Take the lines from the one with "Read this page and output its text content." to the end of the listing, both ends included, and quote them exactly, leaving pictures out.
** BEGIN MATERIAL SHOWN **
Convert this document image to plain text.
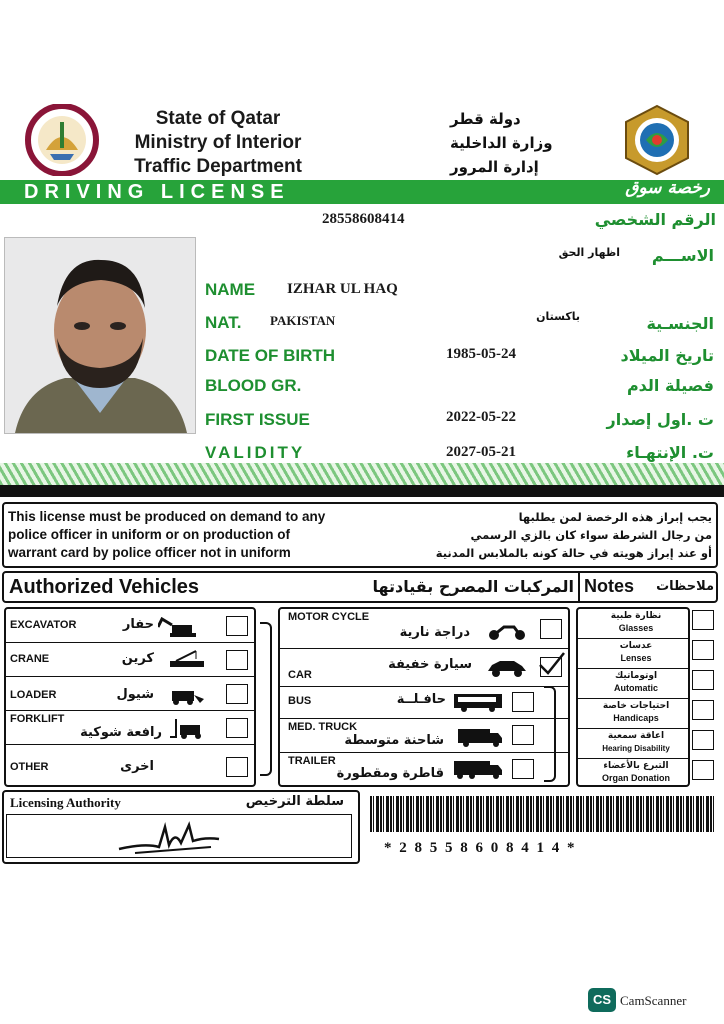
State of Qatar
Ministry of Interior
Traffic Department
دولة قطر
وزارة الداخلية
إدارة المرور
DRIVING LICENSE	رخصة سوق
28558608414	الرقم الشخصي
NAME IZHAR UL HAQ
اظهار الحق	الاســـم
NAT. PAKISTAN	باكستان	الجنسـية
DATE OF BIRTH	1985-05-24	تاريخ الميلاد
BLOOD GR.	فصيلة الدم
FIRST ISSUE	2022-05-22	ت .اول إصدار
VALIDITY	2027-05-21	ت. الإنتهـاء
This license must be produced on demand to any
police officer in uniform or on production of
warrant card by police officer not in uniform
يجب إبراز هذه الرخصة لمن يطلبها
من رجال الشرطة سواء كان بالزي الرسمي
أو عند إبراز هويته في حالة كونه بالملابس المدنية
Authorized Vehicles	المركبات المصرح بقيادتها Notes	ملاحظات
EXCAVATOR	حفار
CRANE	كرين
LOADER	شيول
FORKLIFT
رافعة شوكية
OTHER	اخرى
MOTOR CYCLE
دراجة نارية
CAR
سيارة خفيفة
BUS	حافـلــة
MED. TRUCK
شاحنة متوسطة
TRAILER
قاطرة ومقطورة
نظارة طبية
Glasses
عدسات
Lenses
اوتوماتيك
Automatic
احتياجات خاصة
Handicaps
اعاقة سمعية
Hearing Disability
التبرع بالأعضاء
Organ Donation
Licensing Authority	سلطة الترخيص
* 2 8 5 5 8 6 0 8 4 1 4 *
CS CamScanner
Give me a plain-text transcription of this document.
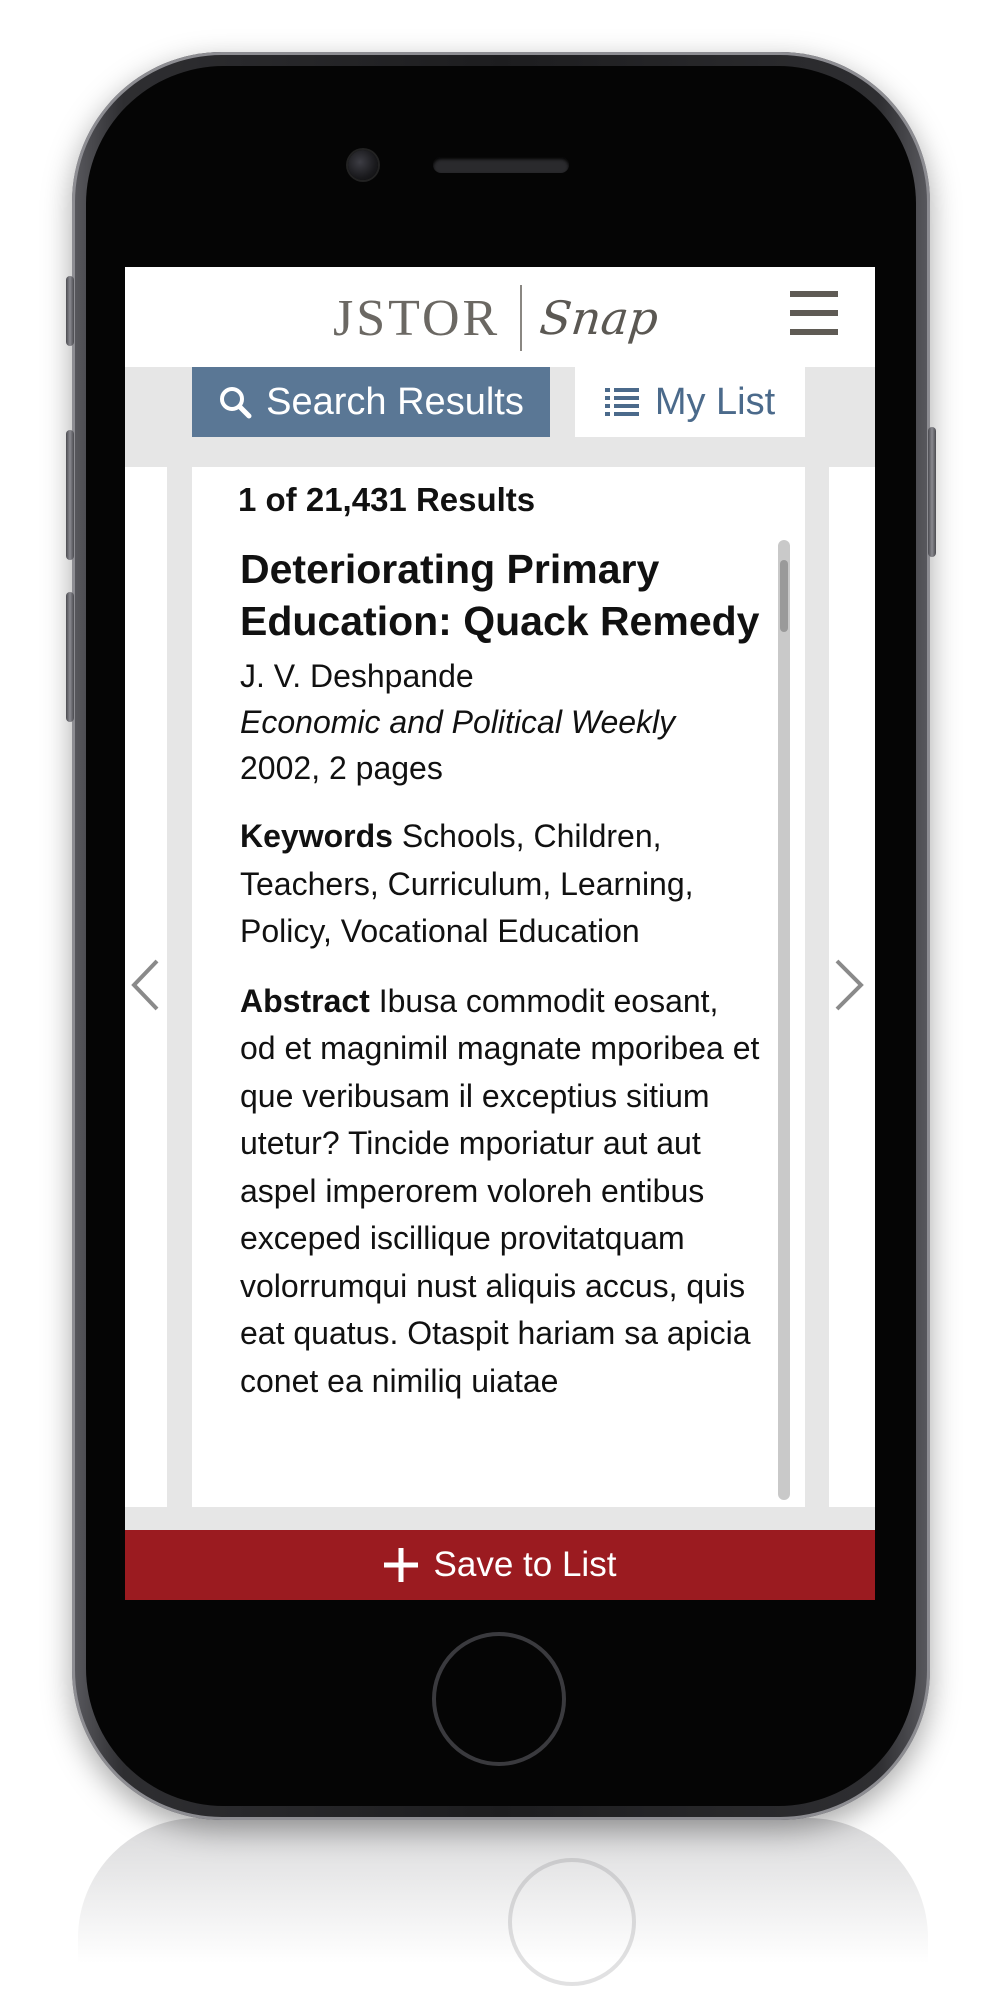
JSTOR Snap
Search Results	My List
1 of 21,431 Results
Deteriorating Primary Education: Quack Remedy
J. V. Deshpande
Economic and Political Weekly
2002, 2 pages
Keywords Schools, Children, Teachers, Curriculum, Learning, Policy, Vocational Education
Abstract Ibusa commodit eosant, od et magnimil magnate mporibea et que veribusam il exceptius sitium utetur? Tincide mporiatur aut aut aspel imperorem voloreh entibus exceped iscillique provitatquam volorrumqui nust aliquis accus, quis eat quatus. Otaspit hariam sa apicia conet ea nimiliq uiatae
Save to List
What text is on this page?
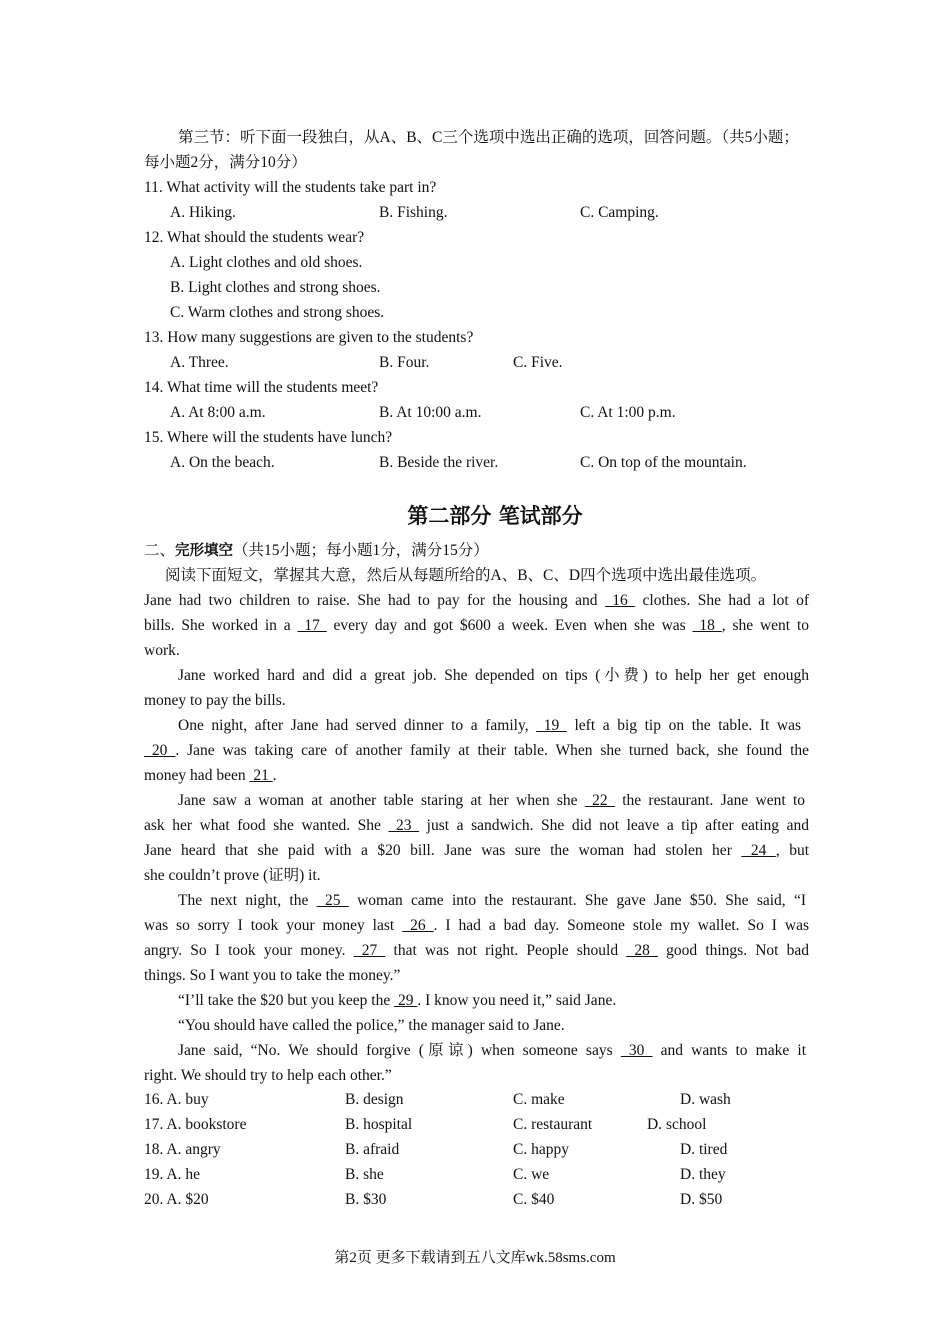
第三节：听下面一段独白，从A、B、C三个选项中选出正确的选项，回答问题。（共5小题；
每小题2分，满分10分）
11. What activity will the students take part in?
A. Hiking.	B. Fishing.	C. Camping.
12. What should the students wear?
A. Light clothes and old shoes.
B. Light clothes and strong shoes.
C. Warm clothes and strong shoes.
13. How many suggestions are given to the students?
A. Three.	B. Four.	C. Five.
14. What time will the students meet?
A. At 8:00 a.m.	B. At 10:00 a.m.	C. At 1:00 p.m.
15. Where will the students have lunch?
A. On the beach.	B. Beside the river.	C. On top of the mountain.
第二部分 笔试部分
二、完形填空（共15小题；每小题1分，满分15分）
阅读下面短文，掌握其大意，然后从每题所给的A、B、C、D四个选项中选出最佳选项。
Jane had two children to raise. She had to pay for the housing and  16  clothes. She had a lot of
bills. She worked in a  17  every day and got $600 a week. Even when she was  18 , she went to
work.
Jane worked hard and did a great job. She depended on tips (小费) to help her get enough
money to pay the bills.
One night, after Jane had served dinner to a family,  19  left a big tip on the table. It was
20 . Jane was taking care of another family at their table. When she turned back, she found the
money had been  21 .
Jane saw a woman at another table staring at her when she  22  the restaurant. Jane went to
ask her what food she wanted. She  23  just a sandwich. She did not leave a tip after eating and
Jane heard that she paid with a $20 bill. Jane was sure the woman had stolen her  24 , but
she couldn’t prove (证明) it.
The next night, the  25  woman came into the restaurant. She gave Jane $50. She said, “I
was so sorry I took your money last  26 . I had a bad day. Someone stole my wallet. So I was
angry. So I took your money.  27  that was not right. People should  28  good things. Not bad
things. So I want you to take the money.”
“I’ll take the $20 but you keep the  29 . I know you need it,” said Jane.
“You should have called the police,” the manager said to Jane.
Jane said, “No. We should forgive (原谅) when someone says  30  and wants to make it
right. We should try to help each other.”
16. A. buy	B. design	C. make	D. wash
17. A. bookstore	B. hospital	C. restaurant	D. school
18. A. angry	B. afraid	C. happy	D. tired
19. A. he	B. she	C. we	D. they
20. A. $20	B. $30	C. $40	D. $50
第2页 更多下载请到五八文库wk.58sms.com
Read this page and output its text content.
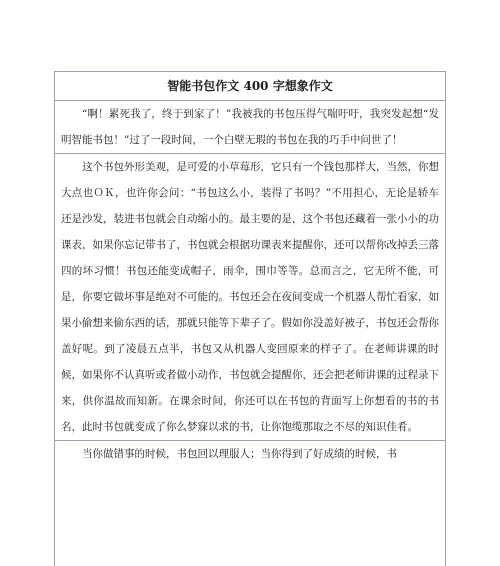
智能书包作文 400 字想象作文
“啊！累死我了，终于到家了！”我被我的书包压得气喘吁吁，我突发起想“发明智能书包！”过了一段时间，一个白壁无瑕的书包在我的巧手中问世了！
这个书包外形美观，是可爱的小草莓形，它只有一个钱包那样大，当然，你想大点也ＯＫ，也许你会问：“书包这么小，装得了书吗？”不用担心，无论是轿车还是沙发，装进书包就会自动缩小的。最主要的是，这个书包还藏着一张小小的功课表，如果你忘记带书了，书包就会根据功课表来提醒你，还可以帮你改掉丢三落四的坏习惯！书包还能变成帽子，雨伞，围巾等等。总而言之，它无所不能，可是，你要它做坏事是绝对不可能的。书包还会在夜间变成一个机器人帮忙看家，如果小偷想来偷东西的话，那就只能等下辈子了。假如你没盖好被子，书包还会帮你盖好呢。到了凌晨五点半，书包又从机器人变回原来的样子了。在老师讲课的时候，如果你不认真听或者做小动作，书包就会提醒你，还会把老师讲课的过程录下来，供你温故而知新。在课余时间，你还可以在书包的背面写上你想看的书的书名，此时书包就变成了你么梦寐以求的书，让你饱缆那取之不尽的知识佳肴。
当你做错事的时候，书包回以理服人；当你得到了好成绩的时候，书
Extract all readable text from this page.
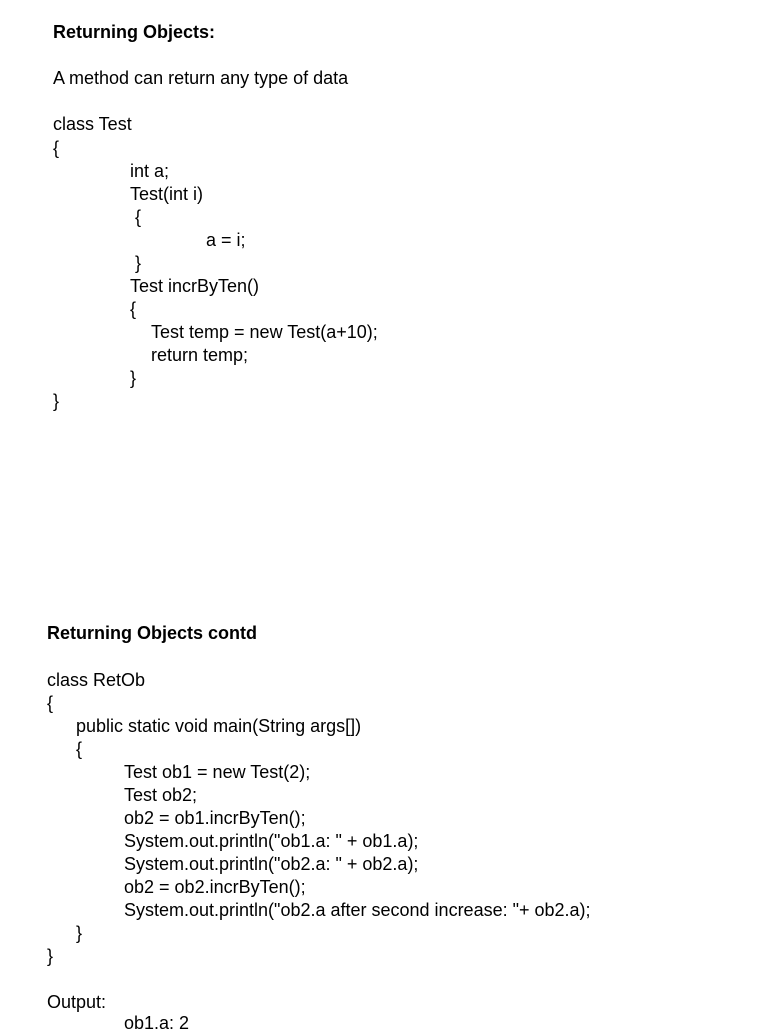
Returning Objects:

A method can return any type of data

class Test

{

int a;

Test(int i)

{

a = i;

}

Test incrByTen()

{

Test temp = new Test(a+10);

return temp;

}

}

Returning Objects contd

class RetOb

{

public static void main(String args[])

{

Test ob1 = new Test(2);

Test ob2;

ob2 = ob1.incrByTen();

System.out.println("ob1.a: " + ob1.a);

System.out.println("ob2.a: " + ob2.a);

ob2 = ob2.incrByTen();

System.out.println("ob2.a after second increase: "+ ob2.a);

}

}

Output:

ob1.a: 2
** END MATERIAL SHOWN **
WRITTEN RESPONSE:
Read this page and output its text content.
智能书包作文 400 字想象作文
“啊！累死我了，终于到家了！”我被我的书包压得气喘吁吁，我突发起想“发明智能书包！”过了一段时间，一个白壁无瑕的书包在我的巧手中问世了！
这个书包外形美观，是可爱的小草莓形，它只有一个钱包那样大，当然，你想大点也ＯＫ，也许你会问：“书包这么小，装得了书吗？”不用担心，无论是轿车还是沙发，装进书包就会自动缩小的。最主要的是，这个书包还藏着一张小小的功课表，如果你忘记带书了，书包就会根据功课表来提醒你，还可以帮你改掉丢三落四的坏习惯！书包还能变成帽子，雨伞，围巾等等。总而言之，它无所不能，可是，你要它做坏事是绝对不可能的。书包还会在夜间变成一个机器人帮忙看家，如果小偷想来偷东西的话，那就只能等下辈子了。假如你没盖好被子，书包还会帮你盖好呢。到了凌晨五点半，书包又从机器人变回原来的样子了。在老师讲课的时候，如果你不认真听或者做小动作，书包就会提醒你，还会把老师讲课的过程录下来，供你温故而知新。在课余时间，你还可以在书包的背面写上你想看的书的书名，此时书包就变成了你么梦寐以求的书，让你饱缆那取之不尽的知识佳肴。
当你做错事的时候，书包回以理服人；当你得到了好成绩的时候，书
Extract all readable text from this page.
Returning Objects:

A method can return any type of data

class Test

{

int a;

Test(int i)

{

a = i;

}

Test incrByTen()

{

Test temp = new Test(a+10);

return temp;

}

}

Returning Objects contd

class RetOb

{

public static void main(String args[])

{

Test ob1 = new Test(2);

Test ob2;

ob2 = ob1.incrByTen();

System.out.println("ob1.a: " + ob1.a);

System.out.println("ob2.a: " + ob2.a);

ob2 = ob2.incrByTen();

System.out.println("ob2.a after second increase: "+ ob2.a);

}

}

Output:

ob1.a: 2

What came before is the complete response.